**Instruction**
Identify each line containing the word "Jobs" and copy it.
====================
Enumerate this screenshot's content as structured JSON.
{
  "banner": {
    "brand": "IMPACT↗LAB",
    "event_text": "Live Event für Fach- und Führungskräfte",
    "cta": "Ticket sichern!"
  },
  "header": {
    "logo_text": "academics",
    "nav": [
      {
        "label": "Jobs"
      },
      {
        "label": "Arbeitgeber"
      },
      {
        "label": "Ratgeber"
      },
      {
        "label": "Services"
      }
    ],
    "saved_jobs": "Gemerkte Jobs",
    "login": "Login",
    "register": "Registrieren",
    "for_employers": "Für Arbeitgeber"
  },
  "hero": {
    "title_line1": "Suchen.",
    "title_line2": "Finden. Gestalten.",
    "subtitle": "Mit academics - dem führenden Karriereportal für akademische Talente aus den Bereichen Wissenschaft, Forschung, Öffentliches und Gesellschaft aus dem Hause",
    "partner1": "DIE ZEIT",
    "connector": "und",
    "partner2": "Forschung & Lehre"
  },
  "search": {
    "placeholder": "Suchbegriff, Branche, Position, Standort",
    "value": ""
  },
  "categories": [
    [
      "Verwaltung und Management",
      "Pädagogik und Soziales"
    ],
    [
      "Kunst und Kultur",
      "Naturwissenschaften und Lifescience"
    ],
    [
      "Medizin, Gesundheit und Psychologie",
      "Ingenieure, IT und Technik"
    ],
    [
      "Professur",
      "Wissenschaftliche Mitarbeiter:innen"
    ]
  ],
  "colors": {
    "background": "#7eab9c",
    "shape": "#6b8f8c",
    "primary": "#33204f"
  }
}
====================
**Output**
        "label": "Jobs"
    "saved_jobs": "Gemerkte Jobs",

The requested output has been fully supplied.